# Start of Given passage

Books to be Scene: Chris Womersley's BEREFT

jackie-chan
Contributor; Derby, England
Books to be Scene: Chris Womersley's BEREFT
Quinn threw down his cigarette and ground it out under his boot heel. A woman and her young daughter indicated they wished to pass, prompting Quinn and his new companion to stand back as far as the cramped space would allow.

They remained silent until the man, who had again been staring at the scar along Quinn's jaw, motioned for him to lean in and said "You should do something about your face. Cover it up, perhaps? You are frightening the children, you know."

And Quinn, usually so reserved but seized by the devil, replied "Well, the children have good reason to be frightened."


So we're back to serious stories, huh? For serious people?


Pretty much. A wounded Australian serviceman returns home from the first World War, looking for forgiveness for his part in the terrible crime that drove him away several years before, only to find out things aren't going to go as smoothly as he'd hoped. Chris Womersley's Bereft sums up like a Lifetime movie of the week, yet it's anything but. This is a beautiful corpse of a novel, part period piece, part psychological thriller, part Outback Gothic - an elegant, carefully presented but deeply unsettling examination of devotion and loss, with a damaged protagonist  where the question of whether he can ever really find some kind of peace with himself is left very much open to interpretation.

Okay, enough big words: give me some details, then.

Fair enough. The main character, Quint Walker, finds his childhood home dying by inches, ravaged both by the fallout from boom town schemes come to nothing and the influenza epidemic sweeping the country. Work's dried up, most of the population have moved away and the ones who've stayed are either coughing their lungs out in a sickbed or staring down the death of hope and losing pretty badly. Finding out the whole town still holds him responsible for his sister Sarah's murder, back when they were both children, Quint flees into the bush to plan his contrition from a safe remove. There he meets Sophie, a young girl living rough who seems to know what Quint's looking to accomplish, and offers to act as his moral compass to set him on the right road.

# End of Given passage
# Start of Raw data

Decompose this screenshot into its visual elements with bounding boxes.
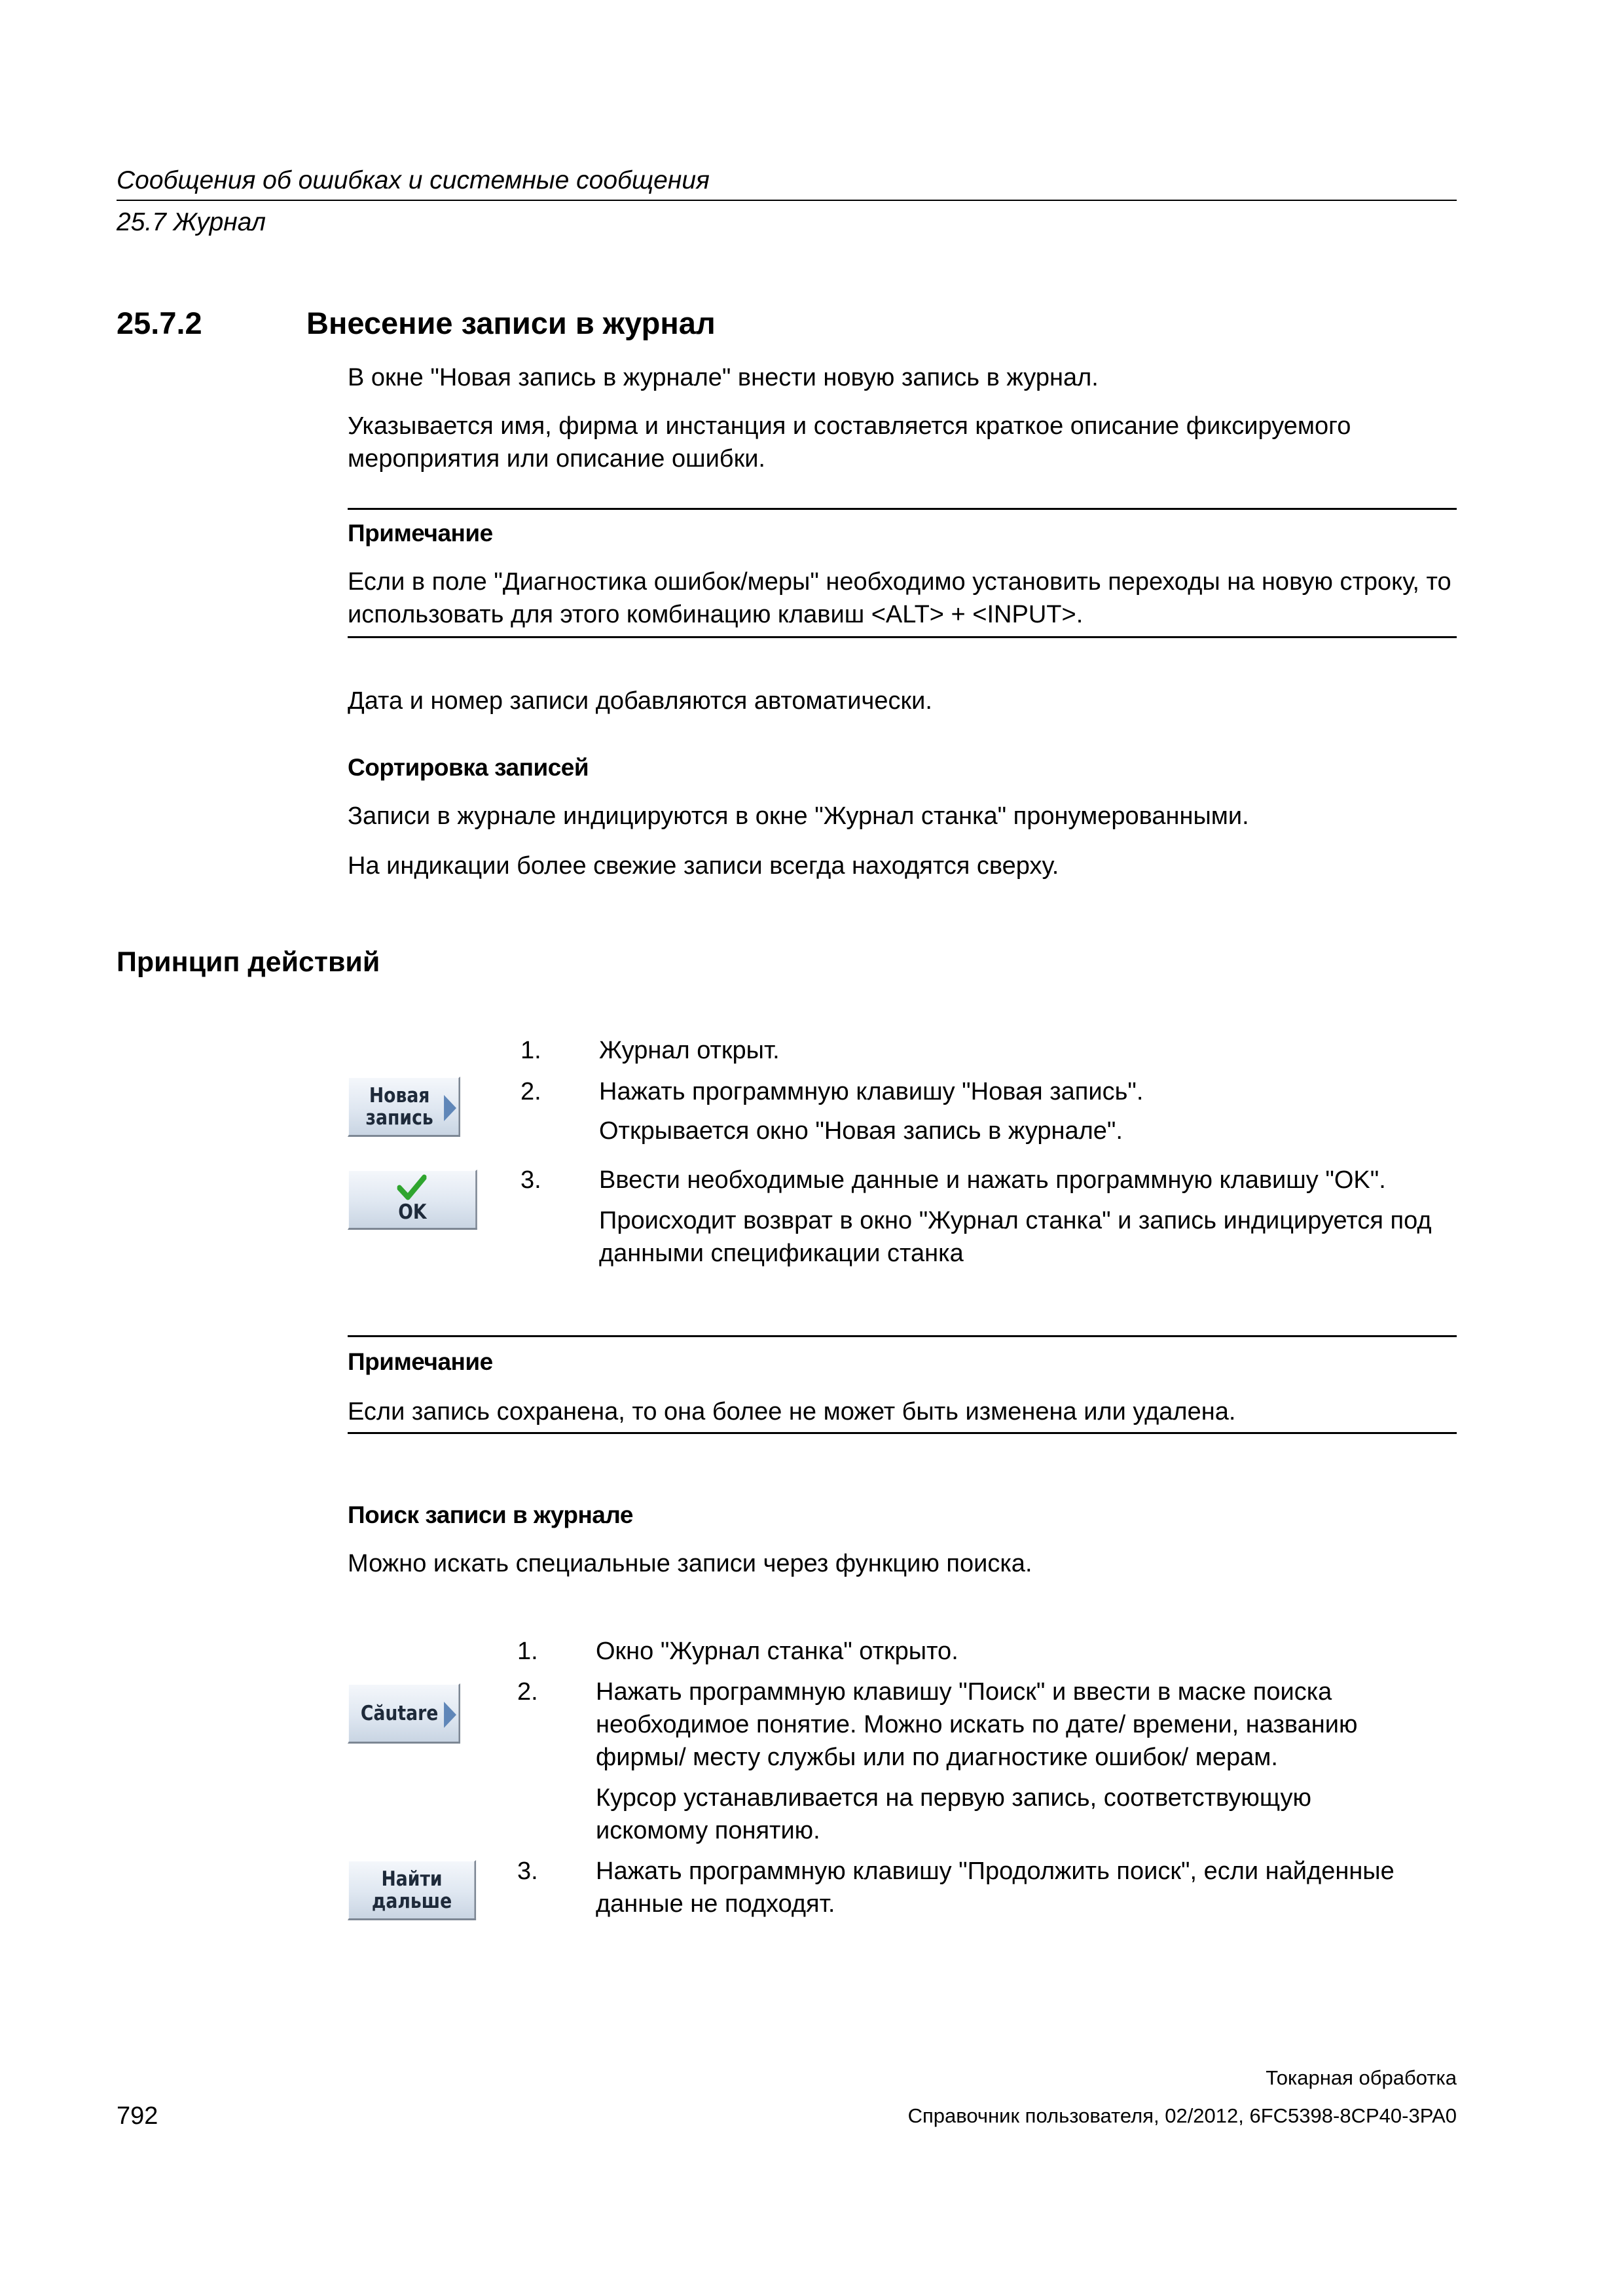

# End of Raw data

Answer these about the review of Bereft:
1. Which war is the wounded Australian serviceman coming home from?
2. What is the name of the sister whose murder the town still blames on the main character?
3. Who does the main character meet after fleeing into the bush?
The lines are separate material from the review of Bereft.

■ Answer below ■
1. The first World War.
2. Sarah.
3. Sophie, a young girl living rough.